Exercise text:
International Bridges to Justice, India

Aditya and the Confession

In India, one of the most basic Common Law principles is “better that ten guilty escape than that one innocent suffer.” While the Indian criminal justice system is based along these lines, trial courts have not only grossly erred time and again, but sometimes err in following even the most basic and fundamental principles of Criminal Law. For Aditya, Chandra, Halim, and Kavi, this was the case.*

According to the prosecution’s case, the four aforementioned accused had allegedly hatched a criminal conspiracy to commit robbery and in the process allegedly killed a person, taking various objects such as a gold ring, gold chain and a wrist watch. The Trial Court convicted the four accused, giving them to life sentence with a rider of a minimum of 30-years of actual imprisonment with no possibility of remission.

According to the basic tenet of criminal law, the prosecution needs to establish their case beyond a reasonable doubt to secure a conviction. Yet there were no eyewitnesses present during the crime, nor any direct evidence that could implicate the four accused. Instead, the Trial Court reached its decision based on one alleged extra-judicial confession, the recovery of stolen objects from the accused, and the recovery of one mobile phone and its call records.

The prosecution alleged that Aditya gave an extra-judicial confession to the deceased’s driver, one of the prosecution witnesses. Although the Supreme Court of India has declared on multiple occasions that an extra-judicial confession is very weak evidence, neither the prosecution nor the trial court considered it to be weak. Though the prosecution provided no corroboration of the extra-judicial confession, yet the trial court relied upon it as a valuable piece of evidence.

The court also relied upon the recovery of incriminating evidence from the accused as another valuable piece of evidence—but the deceased’s family did not report the theft of these objects for more than a month after the commission of the crime. The prosecution never bothered questioning this lapse of time between the crime and the report of the theft.

Questions to answer:
1. Could you rewrite the paragraph in the account of Aditya and the confession that begins "According to the basic tenet of criminal law" as a brief list, keeping its main facts?
2. Would you continue the account of Aditya and the confession, writing what follows its last sentence?

[Records from a data collection]
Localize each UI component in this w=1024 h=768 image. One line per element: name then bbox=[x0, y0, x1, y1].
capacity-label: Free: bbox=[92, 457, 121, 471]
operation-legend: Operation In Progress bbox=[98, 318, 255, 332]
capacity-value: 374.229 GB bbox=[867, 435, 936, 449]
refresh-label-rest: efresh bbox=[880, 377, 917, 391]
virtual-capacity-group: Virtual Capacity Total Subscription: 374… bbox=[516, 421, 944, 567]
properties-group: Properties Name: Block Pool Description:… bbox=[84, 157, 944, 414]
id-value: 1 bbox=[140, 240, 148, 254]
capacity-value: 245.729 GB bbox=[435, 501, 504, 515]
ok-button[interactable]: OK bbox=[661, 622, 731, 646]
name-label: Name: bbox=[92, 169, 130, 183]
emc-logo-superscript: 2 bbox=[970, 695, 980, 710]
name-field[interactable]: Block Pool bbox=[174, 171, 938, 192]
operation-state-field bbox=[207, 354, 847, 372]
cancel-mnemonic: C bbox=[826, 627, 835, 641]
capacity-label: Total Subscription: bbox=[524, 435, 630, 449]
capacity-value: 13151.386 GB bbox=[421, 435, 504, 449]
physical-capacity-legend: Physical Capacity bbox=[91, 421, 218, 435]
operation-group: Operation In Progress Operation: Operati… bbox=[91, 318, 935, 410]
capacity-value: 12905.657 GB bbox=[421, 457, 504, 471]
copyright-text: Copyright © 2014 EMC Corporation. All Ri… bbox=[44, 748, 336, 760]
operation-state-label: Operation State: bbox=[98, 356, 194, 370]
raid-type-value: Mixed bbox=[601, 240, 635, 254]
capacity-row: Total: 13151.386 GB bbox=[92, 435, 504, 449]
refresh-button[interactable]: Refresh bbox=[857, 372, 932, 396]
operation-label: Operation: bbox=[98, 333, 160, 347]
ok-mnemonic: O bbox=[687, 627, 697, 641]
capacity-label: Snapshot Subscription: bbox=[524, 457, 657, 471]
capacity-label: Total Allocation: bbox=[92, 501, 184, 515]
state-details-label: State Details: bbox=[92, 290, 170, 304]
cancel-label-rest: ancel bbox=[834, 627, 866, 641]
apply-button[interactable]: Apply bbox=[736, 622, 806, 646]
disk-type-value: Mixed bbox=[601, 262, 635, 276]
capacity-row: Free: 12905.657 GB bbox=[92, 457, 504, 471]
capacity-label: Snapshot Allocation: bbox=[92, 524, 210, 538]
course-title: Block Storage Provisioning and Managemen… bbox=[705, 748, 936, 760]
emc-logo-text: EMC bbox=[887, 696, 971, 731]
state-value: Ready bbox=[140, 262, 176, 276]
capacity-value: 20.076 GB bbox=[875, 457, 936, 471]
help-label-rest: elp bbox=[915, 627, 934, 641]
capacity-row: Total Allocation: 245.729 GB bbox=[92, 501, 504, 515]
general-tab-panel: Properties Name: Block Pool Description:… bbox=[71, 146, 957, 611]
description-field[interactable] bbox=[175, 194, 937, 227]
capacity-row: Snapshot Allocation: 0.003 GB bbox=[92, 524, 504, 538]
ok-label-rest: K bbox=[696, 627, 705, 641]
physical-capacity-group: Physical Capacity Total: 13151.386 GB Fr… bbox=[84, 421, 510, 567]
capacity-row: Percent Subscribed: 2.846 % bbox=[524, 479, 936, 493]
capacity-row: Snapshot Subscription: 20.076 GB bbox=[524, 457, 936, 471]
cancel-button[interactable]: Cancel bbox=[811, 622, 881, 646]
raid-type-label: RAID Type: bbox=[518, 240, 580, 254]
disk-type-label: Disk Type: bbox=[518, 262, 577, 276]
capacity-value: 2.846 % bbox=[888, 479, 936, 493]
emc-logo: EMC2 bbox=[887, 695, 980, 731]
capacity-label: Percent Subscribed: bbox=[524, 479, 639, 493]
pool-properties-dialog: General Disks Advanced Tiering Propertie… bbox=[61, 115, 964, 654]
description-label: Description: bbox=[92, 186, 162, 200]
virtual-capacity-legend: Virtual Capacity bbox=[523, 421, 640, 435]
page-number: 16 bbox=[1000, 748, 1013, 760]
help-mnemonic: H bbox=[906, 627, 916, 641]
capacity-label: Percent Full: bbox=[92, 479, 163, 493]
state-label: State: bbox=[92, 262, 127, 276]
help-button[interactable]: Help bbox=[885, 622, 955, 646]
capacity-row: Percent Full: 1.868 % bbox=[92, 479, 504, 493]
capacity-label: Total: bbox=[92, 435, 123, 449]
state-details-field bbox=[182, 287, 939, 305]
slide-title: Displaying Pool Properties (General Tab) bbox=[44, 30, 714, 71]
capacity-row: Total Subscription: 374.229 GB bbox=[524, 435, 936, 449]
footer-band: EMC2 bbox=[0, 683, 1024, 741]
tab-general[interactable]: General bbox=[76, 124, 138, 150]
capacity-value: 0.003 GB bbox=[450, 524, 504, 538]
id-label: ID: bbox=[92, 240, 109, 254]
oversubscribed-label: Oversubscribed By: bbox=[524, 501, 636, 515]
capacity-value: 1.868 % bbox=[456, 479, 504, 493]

Responses to the tasks:
1.
- To secure a conviction, the prosecution must prove its case beyond a reasonable doubt.
- No eyewitnesses were present during the crime, and no direct evidence implicated the four accused.
- The Trial Court based its decision on:
  - one alleged extra-judicial confession
  - the recovery of stolen objects from the accused
  - the recovery of one mobile phone and its call records

2.
All the accused were held jointly liable under Section 120B of the Indian Penal Code, which addresses criminal conspiracy. Although no direct evidence is usually needed to establish the offence of criminal conspiracy, the prosecution is still required to establish the offence through clear and cogent evidence.

The basic principles of Fair Trial are the right to be presumed innocent and the right to be tried without undue delay, both of which were disregarded in this instance. Aditya spent about in total 6 years in prison, first as an undertrial and subsequently as a convict. But his family hurt from his imprisonment too. He was the sole bread winner for his aged parents, wife and school-going daughter. Though his income was meager, it still provided sustenance to his entire family, which was lost once he was incarcerated.

When the case came up before the Honorable High Court of Delhi in Appeal, IBJ India Fellow Mr. Ajay Verma, Advocate, mentioned these flaws in the prosecution’s case and the trial court’s decision. The High Court looked into this evidence, concluding that there were not only lapses in the investigation but the evidence was not strong enough to confirm the guilt of the accused beyond the shadow of reasonable doubt. Thus, all the four accused were acquitted of all charges and ordered to be set free.

This case is a glaring example of the shortcomings that plague the Judiciary (the lower judiciary in particular,) clearly showing how the Trial Court failed to appreciate the evidence in proper light and held four innocent persons guilty on the basis of weak evidence.